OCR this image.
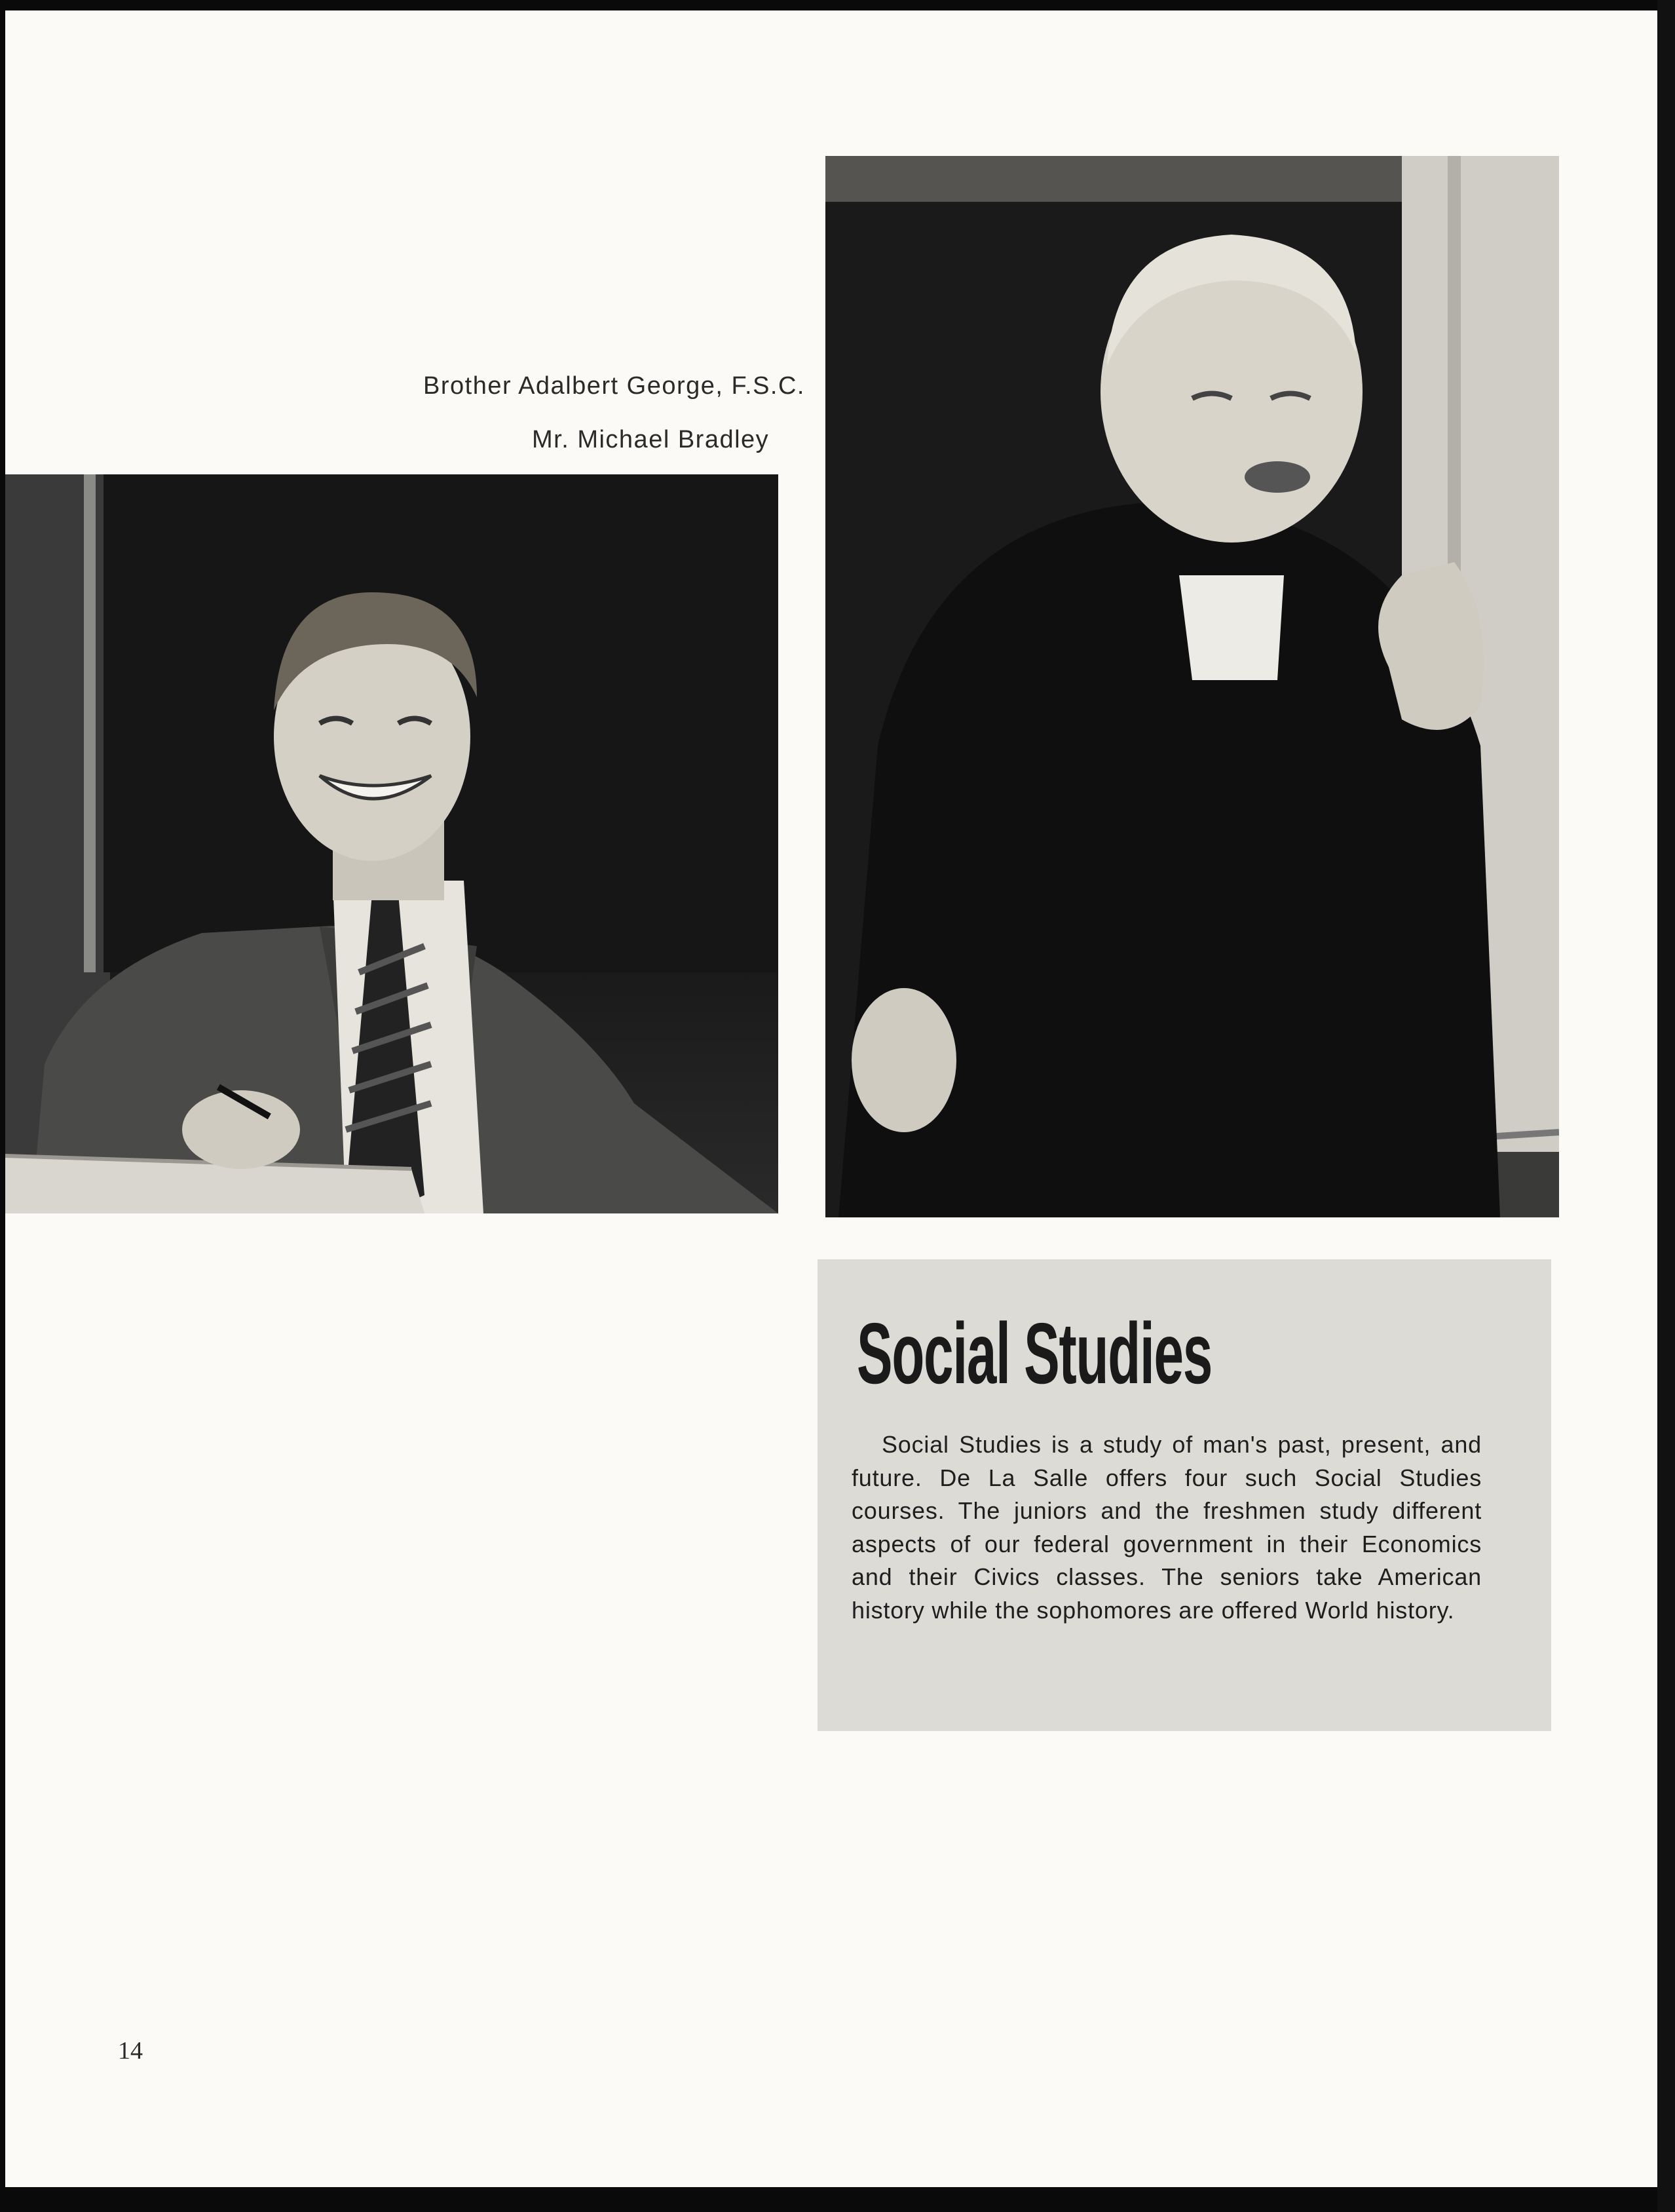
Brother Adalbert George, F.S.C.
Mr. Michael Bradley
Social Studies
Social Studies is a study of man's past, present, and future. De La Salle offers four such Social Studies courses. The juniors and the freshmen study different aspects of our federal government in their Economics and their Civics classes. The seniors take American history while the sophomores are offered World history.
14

EXERCISE REQUIREMENTS: Copy every line of the listing where the word "Studies" appears.

ANSWER TO THIS TASK:
Social Studies
Social Studies is a study of man's past, present, and future. De La Salle offers four such Social Studies courses. The juniors and the freshmen study different aspects of our federal government in their Economics and their Civics classes. The seniors take American history while the sophomores are offered World history.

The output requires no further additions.